**Task prompt:** From the material below, list every line containing "text".

*** Dataset rows

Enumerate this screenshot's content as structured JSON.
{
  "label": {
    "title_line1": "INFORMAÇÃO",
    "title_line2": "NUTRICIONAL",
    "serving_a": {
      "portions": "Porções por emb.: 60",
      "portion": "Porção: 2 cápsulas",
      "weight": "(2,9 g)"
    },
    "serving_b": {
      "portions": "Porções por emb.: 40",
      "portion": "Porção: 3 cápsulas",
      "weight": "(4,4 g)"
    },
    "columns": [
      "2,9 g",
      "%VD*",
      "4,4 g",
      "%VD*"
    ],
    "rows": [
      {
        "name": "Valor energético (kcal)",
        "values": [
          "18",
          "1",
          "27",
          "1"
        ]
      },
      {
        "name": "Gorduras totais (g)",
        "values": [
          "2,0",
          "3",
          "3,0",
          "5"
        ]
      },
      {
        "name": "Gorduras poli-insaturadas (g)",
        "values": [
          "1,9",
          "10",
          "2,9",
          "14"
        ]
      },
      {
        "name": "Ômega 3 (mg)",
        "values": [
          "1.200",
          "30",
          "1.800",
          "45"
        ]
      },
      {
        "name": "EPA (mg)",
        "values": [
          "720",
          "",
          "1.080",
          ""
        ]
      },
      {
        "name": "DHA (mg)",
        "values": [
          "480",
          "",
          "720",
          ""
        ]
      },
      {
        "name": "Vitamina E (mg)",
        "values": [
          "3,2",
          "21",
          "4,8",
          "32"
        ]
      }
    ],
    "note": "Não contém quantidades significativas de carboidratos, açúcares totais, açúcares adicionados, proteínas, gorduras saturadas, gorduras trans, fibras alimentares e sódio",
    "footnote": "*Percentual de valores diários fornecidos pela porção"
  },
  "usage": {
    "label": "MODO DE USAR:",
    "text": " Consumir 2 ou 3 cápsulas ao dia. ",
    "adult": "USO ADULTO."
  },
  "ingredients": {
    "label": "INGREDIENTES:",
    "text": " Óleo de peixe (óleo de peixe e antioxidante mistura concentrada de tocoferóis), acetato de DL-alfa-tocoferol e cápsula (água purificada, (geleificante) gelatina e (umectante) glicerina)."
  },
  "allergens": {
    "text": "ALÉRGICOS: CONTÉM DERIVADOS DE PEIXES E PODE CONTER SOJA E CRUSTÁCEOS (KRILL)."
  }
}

******

**Output:**
    "text": " Consumir 2 ou 3 cápsulas ao dia. ",
    "text": " Óleo de peixe (óleo de peixe e antioxidante mistura concentrada de tocoferóis), acetato de DL-alfa-tocoferol e cápsula (água purificada, (geleificante) gelatina e (umectante) glicerina)."
    "text": "ALÉRGICOS: CONTÉM DERIVADOS DE PEIXES E PODE CONTER SOJA E CRUSTÁCEOS (KRILL)."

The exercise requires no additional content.